| SET PROBLEM |
Transcribe all of the records precisely as they are presented.

═══

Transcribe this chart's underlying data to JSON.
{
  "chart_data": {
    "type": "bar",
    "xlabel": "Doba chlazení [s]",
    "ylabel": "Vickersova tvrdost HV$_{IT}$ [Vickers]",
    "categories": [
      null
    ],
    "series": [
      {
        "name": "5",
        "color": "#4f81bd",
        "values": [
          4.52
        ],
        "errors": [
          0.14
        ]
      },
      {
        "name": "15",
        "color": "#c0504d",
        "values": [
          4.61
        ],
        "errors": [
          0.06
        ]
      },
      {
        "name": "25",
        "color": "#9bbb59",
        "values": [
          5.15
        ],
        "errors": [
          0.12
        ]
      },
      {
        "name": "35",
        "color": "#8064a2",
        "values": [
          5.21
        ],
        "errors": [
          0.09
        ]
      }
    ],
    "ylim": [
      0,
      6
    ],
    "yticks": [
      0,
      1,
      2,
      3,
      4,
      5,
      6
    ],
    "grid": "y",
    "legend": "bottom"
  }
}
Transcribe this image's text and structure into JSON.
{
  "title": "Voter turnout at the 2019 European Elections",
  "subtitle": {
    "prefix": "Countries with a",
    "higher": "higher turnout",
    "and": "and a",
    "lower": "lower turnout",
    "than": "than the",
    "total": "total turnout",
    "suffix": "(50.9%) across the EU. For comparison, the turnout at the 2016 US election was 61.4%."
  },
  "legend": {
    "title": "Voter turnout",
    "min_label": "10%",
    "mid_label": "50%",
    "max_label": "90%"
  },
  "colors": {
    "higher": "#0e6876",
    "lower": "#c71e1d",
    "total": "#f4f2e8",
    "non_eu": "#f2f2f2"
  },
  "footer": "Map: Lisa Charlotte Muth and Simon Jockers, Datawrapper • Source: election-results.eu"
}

═══

| TASK RESPONSE |
Transcribe this chart's underlying data to JSON.
{
  "chart_data": {
    "type": "bar",
    "xlabel": "Doba chlazení [s]",
    "ylabel": "Vickersova tvrdost HV$_{IT}$ [Vickers]",
    "categories": [
      null
    ],
    "series": [
      {
        "name": "5",
        "color": "#4f81bd",
        "values": [
          4.52
        ],
        "errors": [
          0.14
        ]
      },
      {
        "name": "15",
        "color": "#c0504d",
        "values": [
          4.61
        ],
        "errors": [
          0.06
        ]
      },
      {
        "name": "25",
        "color": "#9bbb59",
        "values": [
          5.15
        ],
        "errors": [
          0.12
        ]
      },
      {
        "name": "35",
        "color": "#8064a2",
        "values": [
          5.21
        ],
        "errors": [
          0.09
        ]
      }
    ],
    "ylim": [
      0,
      6
    ],
    "yticks": [
      0,
      1,
      2,
      3,
      4,
      5,
      6
    ],
    "grid": "y",
    "legend": "bottom"
  }
}
Transcribe this image's text and structure into JSON.
{
  "title": "Voter turnout at the 2019 European Elections",
  "subtitle": {
    "prefix": "Countries with a",
    "higher": "higher turnout",
    "and": "and a",
    "lower": "lower turnout",
    "than": "than the",
    "total": "total turnout",
    "suffix": "(50.9%) across the EU. For comparison, the turnout at the 2016 US election was 61.4%."
  },
  "legend": {
    "title": "Voter turnout",
    "min_label": "10%",
    "mid_label": "50%",
    "max_label": "90%"
  },
  "colors": {
    "higher": "#0e6876",
    "lower": "#c71e1d",
    "total": "#f4f2e8",
    "non_eu": "#f2f2f2"
  },
  "footer": "Map: Lisa Charlotte Muth and Simon Jockers, Datawrapper • Source: election-results.eu"
}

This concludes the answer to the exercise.